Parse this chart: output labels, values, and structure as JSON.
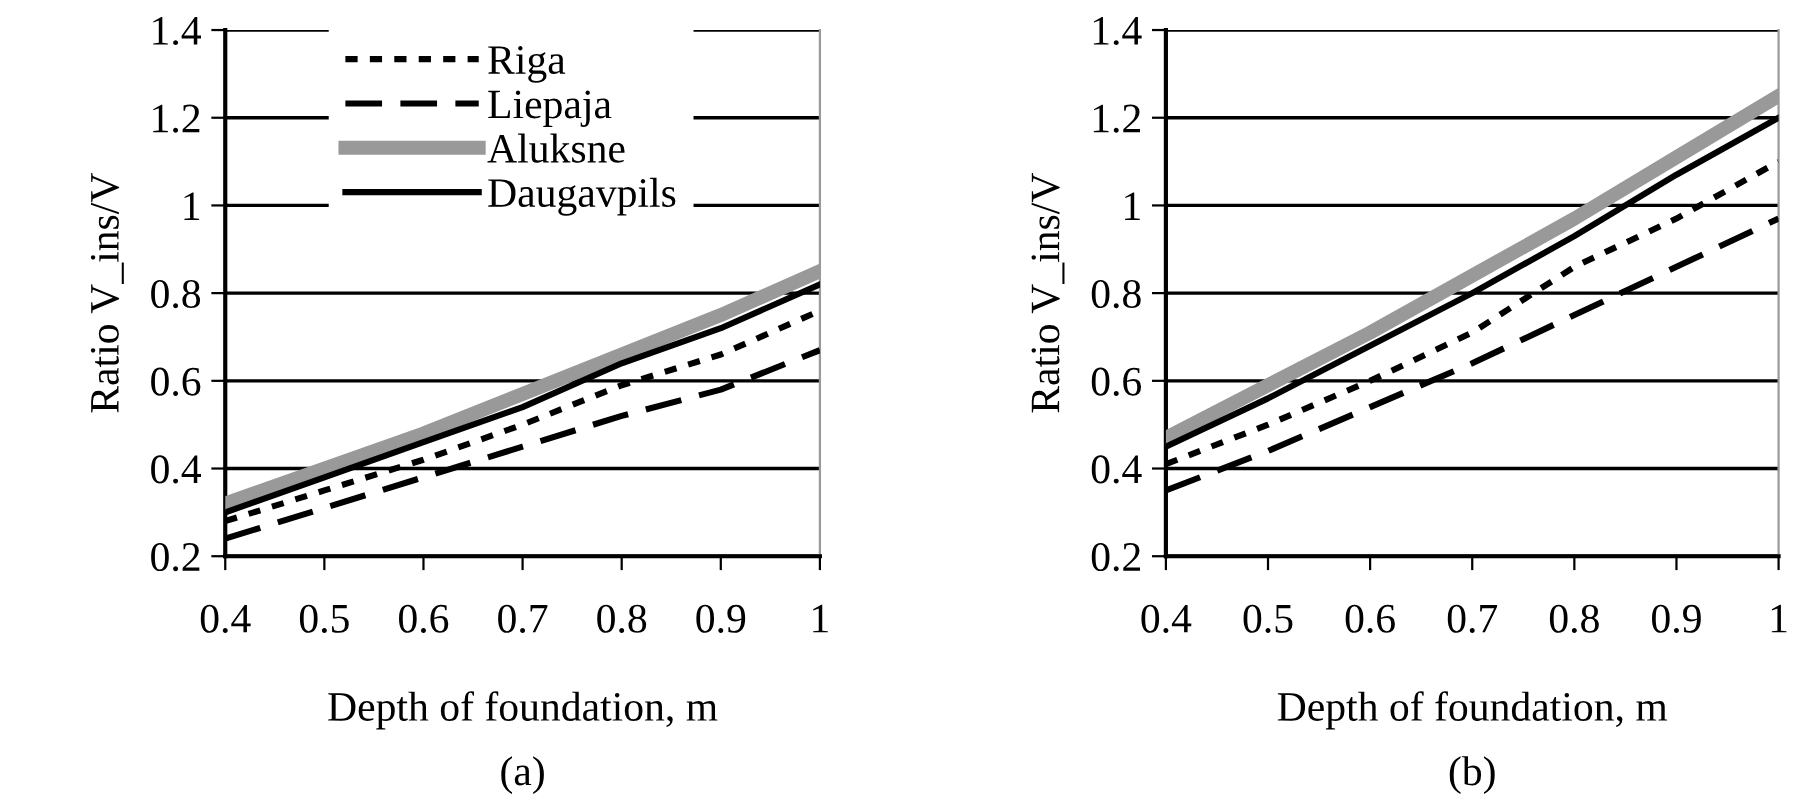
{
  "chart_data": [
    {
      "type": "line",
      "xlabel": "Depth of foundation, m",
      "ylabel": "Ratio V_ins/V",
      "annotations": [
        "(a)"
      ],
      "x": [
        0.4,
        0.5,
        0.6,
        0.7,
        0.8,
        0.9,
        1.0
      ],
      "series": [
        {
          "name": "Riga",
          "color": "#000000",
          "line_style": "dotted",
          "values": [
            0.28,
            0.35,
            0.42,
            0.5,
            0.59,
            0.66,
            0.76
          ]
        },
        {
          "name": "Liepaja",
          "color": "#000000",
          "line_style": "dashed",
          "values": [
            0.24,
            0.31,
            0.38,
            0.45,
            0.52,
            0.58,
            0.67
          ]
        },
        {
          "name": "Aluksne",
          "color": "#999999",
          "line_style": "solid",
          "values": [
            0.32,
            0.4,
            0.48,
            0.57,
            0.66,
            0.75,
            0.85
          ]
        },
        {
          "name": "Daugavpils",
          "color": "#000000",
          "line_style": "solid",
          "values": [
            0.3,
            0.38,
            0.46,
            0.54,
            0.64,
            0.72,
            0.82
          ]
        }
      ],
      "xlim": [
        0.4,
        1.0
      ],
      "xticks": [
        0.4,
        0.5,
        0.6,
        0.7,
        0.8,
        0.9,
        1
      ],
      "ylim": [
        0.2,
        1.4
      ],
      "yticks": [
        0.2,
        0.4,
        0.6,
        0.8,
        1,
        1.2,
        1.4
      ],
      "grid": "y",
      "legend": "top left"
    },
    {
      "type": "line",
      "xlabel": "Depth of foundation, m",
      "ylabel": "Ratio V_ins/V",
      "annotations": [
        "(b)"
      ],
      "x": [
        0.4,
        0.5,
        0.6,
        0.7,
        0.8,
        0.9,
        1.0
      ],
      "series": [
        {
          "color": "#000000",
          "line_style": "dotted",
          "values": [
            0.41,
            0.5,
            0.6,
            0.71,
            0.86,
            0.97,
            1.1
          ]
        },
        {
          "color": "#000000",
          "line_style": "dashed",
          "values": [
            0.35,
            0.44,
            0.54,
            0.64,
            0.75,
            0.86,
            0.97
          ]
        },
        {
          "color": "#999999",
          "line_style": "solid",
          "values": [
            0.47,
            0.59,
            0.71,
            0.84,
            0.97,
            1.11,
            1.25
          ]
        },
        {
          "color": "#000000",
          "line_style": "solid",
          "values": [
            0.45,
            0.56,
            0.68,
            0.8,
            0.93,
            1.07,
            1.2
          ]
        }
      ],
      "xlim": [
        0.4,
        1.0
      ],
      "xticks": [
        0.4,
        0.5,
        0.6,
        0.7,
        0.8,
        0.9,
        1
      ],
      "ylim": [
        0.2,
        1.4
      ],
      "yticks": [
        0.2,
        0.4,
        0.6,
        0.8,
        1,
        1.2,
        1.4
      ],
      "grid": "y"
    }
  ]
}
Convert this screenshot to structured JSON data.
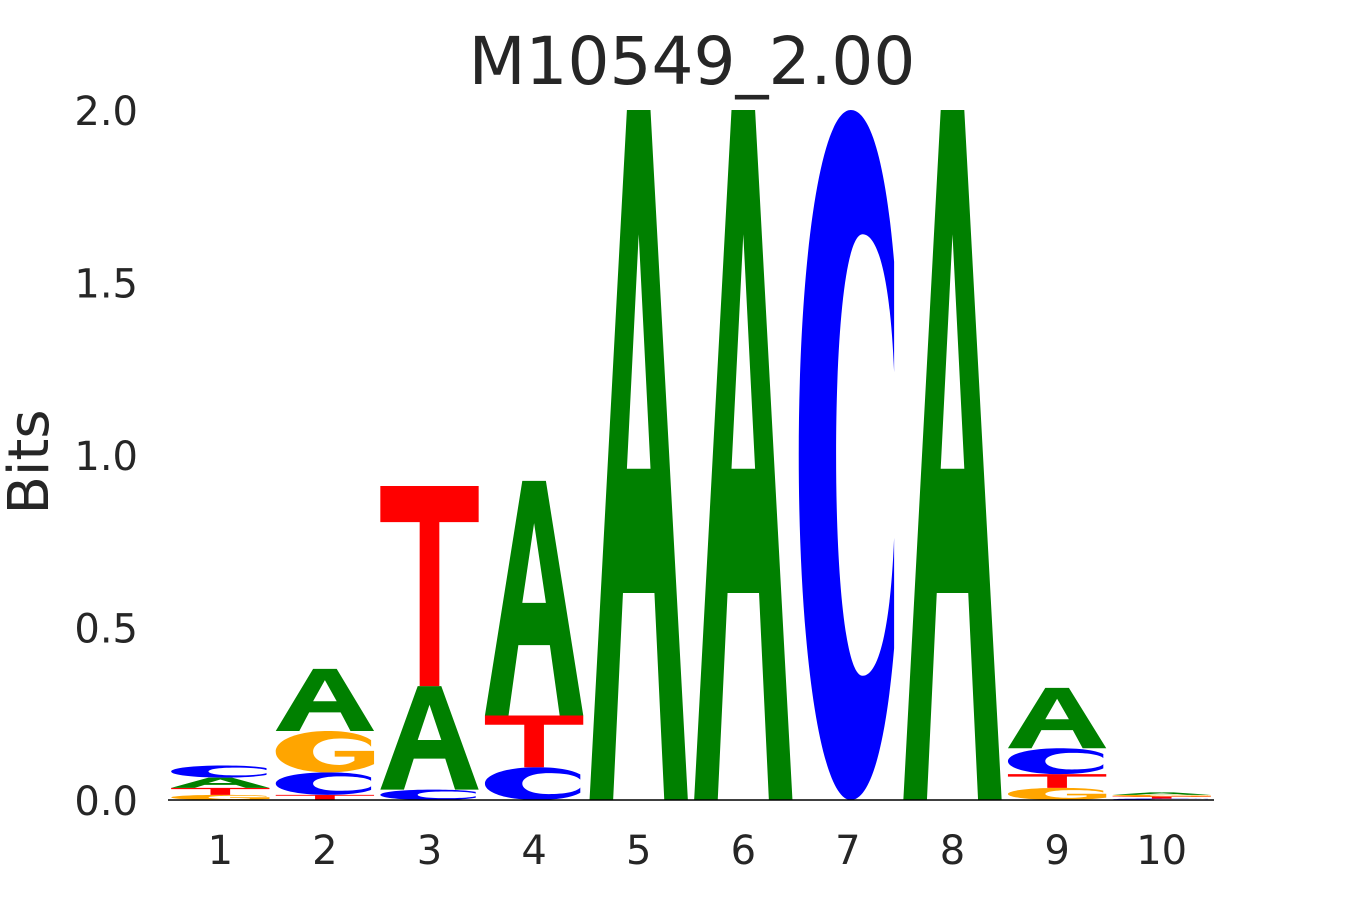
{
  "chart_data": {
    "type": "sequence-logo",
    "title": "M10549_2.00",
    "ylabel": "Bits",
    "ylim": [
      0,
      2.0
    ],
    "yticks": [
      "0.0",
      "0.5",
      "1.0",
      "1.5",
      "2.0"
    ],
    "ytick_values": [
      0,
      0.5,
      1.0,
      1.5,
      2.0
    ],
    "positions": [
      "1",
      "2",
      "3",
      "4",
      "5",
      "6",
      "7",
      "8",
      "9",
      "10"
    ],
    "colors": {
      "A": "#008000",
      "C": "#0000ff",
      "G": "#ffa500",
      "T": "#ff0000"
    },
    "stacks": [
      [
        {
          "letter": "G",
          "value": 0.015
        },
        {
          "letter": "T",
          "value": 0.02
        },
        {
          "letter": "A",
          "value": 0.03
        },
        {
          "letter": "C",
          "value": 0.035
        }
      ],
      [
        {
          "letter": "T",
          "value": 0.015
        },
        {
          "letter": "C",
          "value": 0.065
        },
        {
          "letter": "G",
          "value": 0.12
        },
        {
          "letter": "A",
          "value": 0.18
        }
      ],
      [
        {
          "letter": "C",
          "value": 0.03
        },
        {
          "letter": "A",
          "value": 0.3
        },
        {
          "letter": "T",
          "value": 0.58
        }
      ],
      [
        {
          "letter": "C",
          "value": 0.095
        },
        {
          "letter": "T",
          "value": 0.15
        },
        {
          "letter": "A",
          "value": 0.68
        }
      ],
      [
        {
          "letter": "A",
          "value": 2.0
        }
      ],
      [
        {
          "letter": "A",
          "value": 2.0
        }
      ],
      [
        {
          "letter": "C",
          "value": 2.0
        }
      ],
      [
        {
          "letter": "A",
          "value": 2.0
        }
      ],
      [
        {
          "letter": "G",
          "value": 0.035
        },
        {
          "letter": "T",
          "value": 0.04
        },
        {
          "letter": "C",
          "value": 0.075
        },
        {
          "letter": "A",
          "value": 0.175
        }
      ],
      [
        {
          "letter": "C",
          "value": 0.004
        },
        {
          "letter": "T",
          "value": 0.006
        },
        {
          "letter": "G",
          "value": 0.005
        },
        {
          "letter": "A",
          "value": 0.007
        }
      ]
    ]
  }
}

Problem to solve:
Display every line of the listing that contains the string "JSON".

Reply:
Parse this chart: output labels, values, and structure as JSON.
Convert this screenshot to structured JSON data.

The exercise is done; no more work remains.